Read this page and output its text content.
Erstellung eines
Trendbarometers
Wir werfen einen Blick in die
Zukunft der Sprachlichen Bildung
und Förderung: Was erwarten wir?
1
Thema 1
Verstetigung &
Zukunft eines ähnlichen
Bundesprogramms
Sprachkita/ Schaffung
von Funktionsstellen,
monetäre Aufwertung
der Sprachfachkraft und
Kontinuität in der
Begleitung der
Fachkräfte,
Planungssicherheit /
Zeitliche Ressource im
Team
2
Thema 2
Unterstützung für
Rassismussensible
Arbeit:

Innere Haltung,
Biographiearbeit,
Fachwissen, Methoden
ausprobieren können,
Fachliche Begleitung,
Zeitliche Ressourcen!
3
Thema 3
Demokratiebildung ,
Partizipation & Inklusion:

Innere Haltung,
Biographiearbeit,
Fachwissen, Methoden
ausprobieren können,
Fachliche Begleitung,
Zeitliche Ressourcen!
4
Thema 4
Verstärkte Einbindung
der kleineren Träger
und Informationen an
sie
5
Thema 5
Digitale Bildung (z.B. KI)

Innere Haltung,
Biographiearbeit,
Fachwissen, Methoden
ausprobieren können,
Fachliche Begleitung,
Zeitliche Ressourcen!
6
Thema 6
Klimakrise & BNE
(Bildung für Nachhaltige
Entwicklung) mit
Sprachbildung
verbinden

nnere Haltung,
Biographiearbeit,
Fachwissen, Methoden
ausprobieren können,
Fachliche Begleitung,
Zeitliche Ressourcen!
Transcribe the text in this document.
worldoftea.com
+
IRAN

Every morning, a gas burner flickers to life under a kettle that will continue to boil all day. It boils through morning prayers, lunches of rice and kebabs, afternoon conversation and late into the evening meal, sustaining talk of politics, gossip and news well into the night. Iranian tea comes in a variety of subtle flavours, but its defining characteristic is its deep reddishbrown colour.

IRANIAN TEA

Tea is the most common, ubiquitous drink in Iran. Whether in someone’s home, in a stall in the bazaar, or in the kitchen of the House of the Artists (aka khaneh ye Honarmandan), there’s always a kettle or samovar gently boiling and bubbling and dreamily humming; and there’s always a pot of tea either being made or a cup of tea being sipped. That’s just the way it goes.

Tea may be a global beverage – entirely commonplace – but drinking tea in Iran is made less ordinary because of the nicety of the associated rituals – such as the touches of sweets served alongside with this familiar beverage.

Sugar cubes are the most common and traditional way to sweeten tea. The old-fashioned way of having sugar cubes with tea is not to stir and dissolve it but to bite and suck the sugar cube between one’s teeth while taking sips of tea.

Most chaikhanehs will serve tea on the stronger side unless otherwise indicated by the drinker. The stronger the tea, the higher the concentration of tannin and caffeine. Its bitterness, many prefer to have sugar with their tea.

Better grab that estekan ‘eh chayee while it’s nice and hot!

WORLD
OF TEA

Exercise details:
Print the material once more, exactly.

Reply:
Read this page and output its text content.
Erstellung eines
Trendbarometers
Wir werfen einen Blick in die
Zukunft der Sprachlichen Bildung
und Förderung: Was erwarten wir?
1
Thema 1
Verstetigung &
Zukunft eines ähnlichen
Bundesprogramms
Sprachkita/ Schaffung
von Funktionsstellen,
monetäre Aufwertung
der Sprachfachkraft und
Kontinuität in der
Begleitung der
Fachkräfte,
Planungssicherheit /
Zeitliche Ressource im
Team
2
Thema 2
Unterstützung für
Rassismussensible
Arbeit:

Innere Haltung,
Biographiearbeit,
Fachwissen, Methoden
ausprobieren können,
Fachliche Begleitung,
Zeitliche Ressourcen!
3
Thema 3
Demokratiebildung ,
Partizipation & Inklusion:

Innere Haltung,
Biographiearbeit,
Fachwissen, Methoden
ausprobieren können,
Fachliche Begleitung,
Zeitliche Ressourcen!
4
Thema 4
Verstärkte Einbindung
der kleineren Träger
und Informationen an
sie
5
Thema 5
Digitale Bildung (z.B. KI)

Innere Haltung,
Biographiearbeit,
Fachwissen, Methoden
ausprobieren können,
Fachliche Begleitung,
Zeitliche Ressourcen!
6
Thema 6
Klimakrise & BNE
(Bildung für Nachhaltige
Entwicklung) mit
Sprachbildung
verbinden

nnere Haltung,
Biographiearbeit,
Fachwissen, Methoden
ausprobieren können,
Fachliche Begleitung,
Zeitliche Ressourcen!
Transcribe the text in this document.
worldoftea.com
+
IRAN

Every morning, a gas burner flickers to life under a kettle that will continue to boil all day. It boils through morning prayers, lunches of rice and kebabs, afternoon conversation and late into the evening meal, sustaining talk of politics, gossip and news well into the night. Iranian tea comes in a variety of subtle flavours, but its defining characteristic is its deep reddishbrown colour.

IRANIAN TEA

Tea is the most common, ubiquitous drink in Iran. Whether in someone’s home, in a stall in the bazaar, or in the kitchen of the House of the Artists (aka khaneh ye Honarmandan), there’s always a kettle or samovar gently boiling and bubbling and dreamily humming; and there’s always a pot of tea either being made or a cup of tea being sipped. That’s just the way it goes.

Tea may be a global beverage – entirely commonplace – but drinking tea in Iran is made less ordinary because of the nicety of the associated rituals – such as the touches of sweets served alongside with this familiar beverage.

Sugar cubes are the most common and traditional way to sweeten tea. The old-fashioned way of having sugar cubes with tea is not to stir and dissolve it but to bite and suck the sugar cube between one’s teeth while taking sips of tea.

Most chaikhanehs will serve tea on the stronger side unless otherwise indicated by the drinker. The stronger the tea, the higher the concentration of tannin and caffeine. Its bitterness, many prefer to have sugar with their tea.

Better grab that estekan ‘eh chayee while it’s nice and hot!

WORLD
OF TEA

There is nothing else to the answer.